* WHAT THE TASK REQUIRES
Transcribe the whole listing without a single picture.

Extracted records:
────────────────

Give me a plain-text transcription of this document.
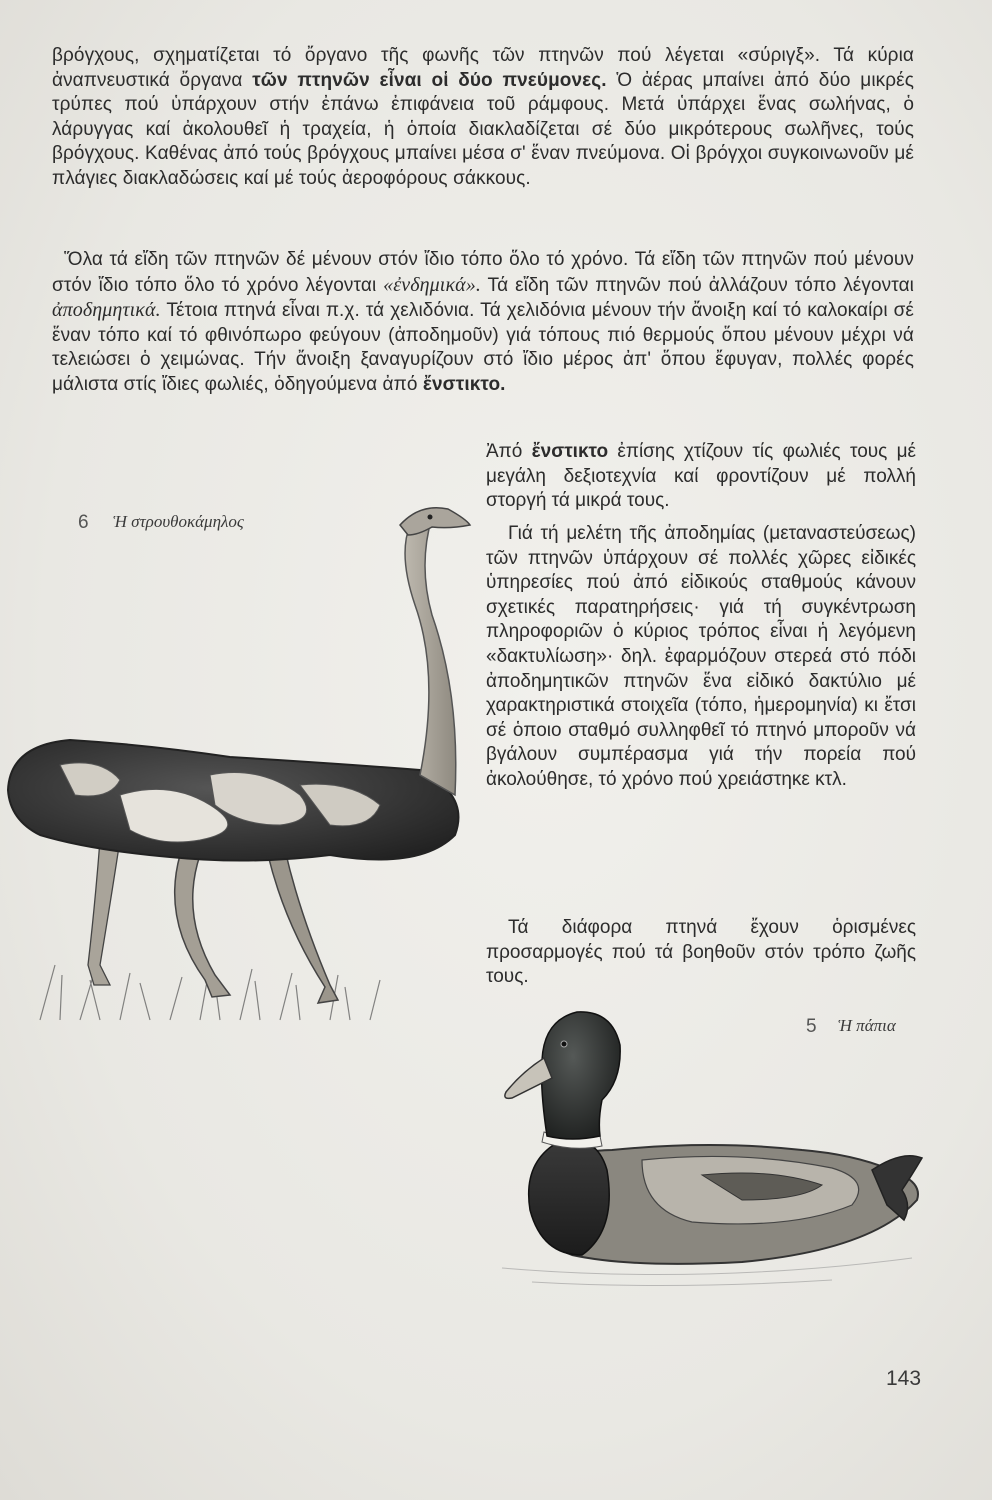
βρόγχους, σχηματίζεται τό ὄργανο τῆς φωνῆς τῶν πτηνῶν πού λέγεται «σύριγξ». Τά κύρια ἀναπνευστικά ὄργανα τῶν πτηνῶν εἶναι οἱ δύο πνεύμονες. Ὁ ἀέρας μπαίνει ἀπό δύο μικρές τρύπες πού ὑπάρχουν στήν ἐπάνω ἐπιφάνεια τοῦ ράμφους. Μετά ὑπάρχει ἕνας σωλήνας, ὁ λάρυγγας καί ἀκολουθεῖ ἡ τραχεία, ἡ ὁποία διακλαδίζεται σέ δύο μικρότερους σωλῆνες, τούς βρόγχους. Καθένας ἀπό τούς βρόγχους μπαίνει μέσα σ' ἕναν πνεύμονα. Οἱ βρόγχοι συγκοινωνοῦν μέ πλάγιες διακλαδώσεις καί μέ τούς ἀεροφόρους σάκκους.

Ὅλα τά εἴδη τῶν πτηνῶν δέ μένουν στόν ἴδιο τόπο ὅλο τό χρόνο. Τά εἴδη τῶν πτηνῶν πού μένουν στόν ἴδιο τόπο ὅλο τό χρόνο λέγονται «ἐνδημικά». Τά εἴδη τῶν πτηνῶν πού ἀλλάζουν τόπο λέγονται ἀποδημητικά. Τέτοια πτηνά εἶναι π.χ. τά χελιδόνια. Τά χελιδόνια μένουν τήν ἄνοιξη καί τό καλοκαίρι σέ ἕναν τόπο καί τό φθινόπωρο φεύγουν (ἀποδημοῦν) γιά τόπους πιό θερμούς ὅπου μένουν μέχρι νά τελειώσει ὁ χειμώνας. Τήν ἄνοιξη ξαναγυρίζουν στό ἴδιο μέρος ἀπ' ὅπου ἔφυγαν, πολλές φορές μάλιστα στίς ἴδιες φωλιές, ὁδηγούμενα ἀπό ἔνστικτο.

Ἀπό ἔνστικτο ἐπίσης χτίζουν τίς φωλιές τους μέ μεγάλη δεξιοτεχνία καί φροντίζουν μέ πολλή στοργή τά μικρά τους.

Γιά τή μελέτη τῆς ἀποδημίας (μεταναστεύσεως) τῶν πτηνῶν ὑπάρχουν σέ πολλές χῶρες εἰδικές ὑπηρεσίες πού ἀπό εἰδικούς σταθμούς κάνουν σχετικές παρατηρήσεις· γιά τή συγκέντρωση πληροφοριῶν ὁ κύριος τρόπος εἶναι ἡ λεγόμενη «δακτυλίωση»· δηλ. ἐφαρμόζουν στερεά στό πόδι ἀποδημητικῶν πτηνῶν ἕνα εἰδικό δακτύλιο μέ χαρακτηριστικά στοιχεῖα (τόπο, ἡμερομηνία) κι ἔτσι σέ ὁποιο σταθμό συλληφθεῖ τό πτηνό μποροῦν νά βγάλουν συμπέρασμα γιά τήν πορεία πού ἀκολούθησε, τό χρόνο πού χρειάστηκε κτλ.

Τά διάφορα πτηνά ἔχουν ὁρισμένες προσαρμογές πού τά βοηθοῦν στόν τρόπο ζωῆς τους.

6 Ἡ στρουθοκάμηλος
5 Ἡ πάπια
143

────────────────

* EXERCISE RESPONSE
Give me a plain-text transcription of this document.
βρόγχους, σχηματίζεται τό ὄργανο τῆς φωνῆς τῶν πτηνῶν πού λέγεται «σύριγξ». Τά κύρια ἀναπνευστικά ὄργανα τῶν πτηνῶν εἶναι οἱ δύο πνεύμονες. Ὁ ἀέρας μπαίνει ἀπό δύο μικρές τρύπες πού ὑπάρχουν στήν ἐπάνω ἐπιφάνεια τοῦ ράμφους. Μετά ὑπάρχει ἕνας σωλήνας, ὁ λάρυγγας καί ἀκολουθεῖ ἡ τραχεία, ἡ ὁποία διακλαδίζεται σέ δύο μικρότερους σωλῆνες, τούς βρόγχους. Καθένας ἀπό τούς βρόγχους μπαίνει μέσα σ' ἕναν πνεύμονα. Οἱ βρόγχοι συγκοινωνοῦν μέ πλάγιες διακλαδώσεις καί μέ τούς ἀεροφόρους σάκκους.

Ὅλα τά εἴδη τῶν πτηνῶν δέ μένουν στόν ἴδιο τόπο ὅλο τό χρόνο. Τά εἴδη τῶν πτηνῶν πού μένουν στόν ἴδιο τόπο ὅλο τό χρόνο λέγονται «ἐνδημικά». Τά εἴδη τῶν πτηνῶν πού ἀλλάζουν τόπο λέγονται ἀποδημητικά. Τέτοια πτηνά εἶναι π.χ. τά χελιδόνια. Τά χελιδόνια μένουν τήν ἄνοιξη καί τό καλοκαίρι σέ ἕναν τόπο καί τό φθινόπωρο φεύγουν (ἀποδημοῦν) γιά τόπους πιό θερμούς ὅπου μένουν μέχρι νά τελειώσει ὁ χειμώνας. Τήν ἄνοιξη ξαναγυρίζουν στό ἴδιο μέρος ἀπ' ὅπου ἔφυγαν, πολλές φορές μάλιστα στίς ἴδιες φωλιές, ὁδηγούμενα ἀπό ἔνστικτο.

Ἀπό ἔνστικτο ἐπίσης χτίζουν τίς φωλιές τους μέ μεγάλη δεξιοτεχνία καί φροντίζουν μέ πολλή στοργή τά μικρά τους.

Γιά τή μελέτη τῆς ἀποδημίας (μεταναστεύσεως) τῶν πτηνῶν ὑπάρχουν σέ πολλές χῶρες εἰδικές ὑπηρεσίες πού ἀπό εἰδικούς σταθμούς κάνουν σχετικές παρατηρήσεις· γιά τή συγκέντρωση πληροφοριῶν ὁ κύριος τρόπος εἶναι ἡ λεγόμενη «δακτυλίωση»· δηλ. ἐφαρμόζουν στερεά στό πόδι ἀποδημητικῶν πτηνῶν ἕνα εἰδικό δακτύλιο μέ χαρακτηριστικά στοιχεῖα (τόπο, ἡμερομηνία) κι ἔτσι σέ ὁποιο σταθμό συλληφθεῖ τό πτηνό μποροῦν νά βγάλουν συμπέρασμα γιά τήν πορεία πού ἀκολούθησε, τό χρόνο πού χρειάστηκε κτλ.

Τά διάφορα πτηνά ἔχουν ὁρισμένες προσαρμογές πού τά βοηθοῦν στόν τρόπο ζωῆς τους.

6 Ἡ στρουθοκάμηλος
5 Ἡ πάπια
143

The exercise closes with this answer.